- [Set exercise] In the material below, count the lines with the word "icon" and state that number only.

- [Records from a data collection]
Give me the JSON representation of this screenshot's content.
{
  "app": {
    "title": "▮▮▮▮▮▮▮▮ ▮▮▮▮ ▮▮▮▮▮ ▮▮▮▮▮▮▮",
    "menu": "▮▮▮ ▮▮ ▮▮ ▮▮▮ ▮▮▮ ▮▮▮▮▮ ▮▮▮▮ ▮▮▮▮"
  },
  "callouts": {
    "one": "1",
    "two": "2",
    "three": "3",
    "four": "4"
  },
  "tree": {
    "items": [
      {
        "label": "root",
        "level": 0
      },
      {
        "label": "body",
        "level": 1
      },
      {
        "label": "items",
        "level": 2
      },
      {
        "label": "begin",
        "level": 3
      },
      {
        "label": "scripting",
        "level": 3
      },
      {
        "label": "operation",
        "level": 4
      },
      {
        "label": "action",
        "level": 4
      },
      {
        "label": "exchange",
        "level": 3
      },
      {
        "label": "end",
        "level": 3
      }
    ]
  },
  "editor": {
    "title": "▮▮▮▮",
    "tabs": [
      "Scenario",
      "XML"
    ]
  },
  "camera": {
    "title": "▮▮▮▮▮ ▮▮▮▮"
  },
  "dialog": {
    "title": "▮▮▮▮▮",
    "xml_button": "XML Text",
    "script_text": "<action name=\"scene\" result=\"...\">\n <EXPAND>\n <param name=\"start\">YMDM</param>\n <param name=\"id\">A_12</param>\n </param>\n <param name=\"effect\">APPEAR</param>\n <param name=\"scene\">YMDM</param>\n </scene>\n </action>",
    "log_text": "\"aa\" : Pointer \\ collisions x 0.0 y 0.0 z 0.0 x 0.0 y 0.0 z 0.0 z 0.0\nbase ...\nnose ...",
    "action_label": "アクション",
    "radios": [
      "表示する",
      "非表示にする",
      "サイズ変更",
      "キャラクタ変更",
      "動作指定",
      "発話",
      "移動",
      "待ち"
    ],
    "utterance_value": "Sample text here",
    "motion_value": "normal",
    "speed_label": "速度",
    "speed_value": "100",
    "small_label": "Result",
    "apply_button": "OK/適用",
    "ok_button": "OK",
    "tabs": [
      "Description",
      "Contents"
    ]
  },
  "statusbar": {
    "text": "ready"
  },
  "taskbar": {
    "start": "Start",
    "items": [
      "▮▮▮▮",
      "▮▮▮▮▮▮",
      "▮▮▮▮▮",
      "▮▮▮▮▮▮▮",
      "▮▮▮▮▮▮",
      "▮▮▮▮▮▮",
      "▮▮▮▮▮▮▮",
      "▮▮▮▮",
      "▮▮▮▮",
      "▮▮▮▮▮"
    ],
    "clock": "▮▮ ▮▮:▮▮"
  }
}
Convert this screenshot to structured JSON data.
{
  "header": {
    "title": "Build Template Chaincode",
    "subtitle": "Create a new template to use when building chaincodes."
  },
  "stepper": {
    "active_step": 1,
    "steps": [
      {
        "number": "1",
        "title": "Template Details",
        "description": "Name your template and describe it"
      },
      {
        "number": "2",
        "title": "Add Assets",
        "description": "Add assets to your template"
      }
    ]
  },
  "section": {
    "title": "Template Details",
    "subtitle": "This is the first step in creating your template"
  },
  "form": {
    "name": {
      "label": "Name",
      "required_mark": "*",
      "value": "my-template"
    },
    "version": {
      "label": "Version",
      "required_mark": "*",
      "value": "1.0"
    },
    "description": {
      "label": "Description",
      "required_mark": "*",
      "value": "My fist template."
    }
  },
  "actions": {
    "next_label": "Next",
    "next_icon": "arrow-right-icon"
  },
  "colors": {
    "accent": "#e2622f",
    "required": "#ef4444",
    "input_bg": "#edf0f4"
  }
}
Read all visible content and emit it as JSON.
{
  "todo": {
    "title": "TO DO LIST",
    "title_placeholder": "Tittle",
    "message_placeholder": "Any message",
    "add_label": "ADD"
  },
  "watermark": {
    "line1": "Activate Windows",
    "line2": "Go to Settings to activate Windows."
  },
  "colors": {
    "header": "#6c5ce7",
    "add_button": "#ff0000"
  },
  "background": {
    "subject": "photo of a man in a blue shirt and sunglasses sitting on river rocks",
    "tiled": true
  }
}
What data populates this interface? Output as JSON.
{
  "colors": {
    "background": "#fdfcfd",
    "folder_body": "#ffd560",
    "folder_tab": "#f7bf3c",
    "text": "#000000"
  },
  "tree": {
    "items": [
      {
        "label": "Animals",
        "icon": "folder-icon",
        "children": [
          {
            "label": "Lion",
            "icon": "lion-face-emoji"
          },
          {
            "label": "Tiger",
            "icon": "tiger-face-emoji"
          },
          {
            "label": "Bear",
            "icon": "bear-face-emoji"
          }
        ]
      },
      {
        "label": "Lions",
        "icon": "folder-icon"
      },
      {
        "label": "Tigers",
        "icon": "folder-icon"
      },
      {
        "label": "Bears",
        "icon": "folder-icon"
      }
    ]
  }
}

- [Full output] 8